## BEGIN MATERIAL PROVIDED

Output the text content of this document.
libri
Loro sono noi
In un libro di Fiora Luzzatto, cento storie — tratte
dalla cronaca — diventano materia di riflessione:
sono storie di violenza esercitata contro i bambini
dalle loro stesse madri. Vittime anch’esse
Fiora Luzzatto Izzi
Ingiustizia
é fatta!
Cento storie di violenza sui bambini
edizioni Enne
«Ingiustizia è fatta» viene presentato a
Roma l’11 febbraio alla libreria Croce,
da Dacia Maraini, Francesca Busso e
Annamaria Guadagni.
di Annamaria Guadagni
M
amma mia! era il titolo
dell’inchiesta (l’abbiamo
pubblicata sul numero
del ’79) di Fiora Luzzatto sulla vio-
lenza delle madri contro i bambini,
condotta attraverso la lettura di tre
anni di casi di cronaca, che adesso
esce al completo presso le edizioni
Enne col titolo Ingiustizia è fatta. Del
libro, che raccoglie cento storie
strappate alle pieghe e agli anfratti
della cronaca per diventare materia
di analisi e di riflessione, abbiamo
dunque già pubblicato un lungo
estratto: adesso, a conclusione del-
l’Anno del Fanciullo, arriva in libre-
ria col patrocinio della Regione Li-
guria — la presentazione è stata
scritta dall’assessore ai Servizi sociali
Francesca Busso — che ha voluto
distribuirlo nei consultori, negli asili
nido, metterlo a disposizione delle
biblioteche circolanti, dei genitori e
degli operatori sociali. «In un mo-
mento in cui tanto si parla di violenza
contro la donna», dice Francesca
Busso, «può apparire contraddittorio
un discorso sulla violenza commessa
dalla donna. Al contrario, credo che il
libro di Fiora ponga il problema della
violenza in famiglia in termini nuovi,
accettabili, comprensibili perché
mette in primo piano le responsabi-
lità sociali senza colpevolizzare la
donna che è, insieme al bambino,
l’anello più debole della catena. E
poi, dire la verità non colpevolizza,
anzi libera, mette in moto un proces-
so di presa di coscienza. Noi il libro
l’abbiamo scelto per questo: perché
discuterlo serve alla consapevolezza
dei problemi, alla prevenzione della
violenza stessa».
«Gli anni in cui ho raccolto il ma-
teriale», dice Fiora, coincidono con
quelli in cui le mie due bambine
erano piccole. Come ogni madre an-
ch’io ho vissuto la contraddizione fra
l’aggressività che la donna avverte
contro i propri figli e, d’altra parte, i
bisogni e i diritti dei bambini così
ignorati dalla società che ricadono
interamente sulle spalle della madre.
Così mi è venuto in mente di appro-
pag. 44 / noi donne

## END MATERIAL PROVIDED

* **PROBLEM STATEMENT**
Show every line from the listing above in which the string "dice" appears.

* **WRITTEN ANSWER**
contro la donna», dice Francesca
teriale», dice Fiora, coincidono con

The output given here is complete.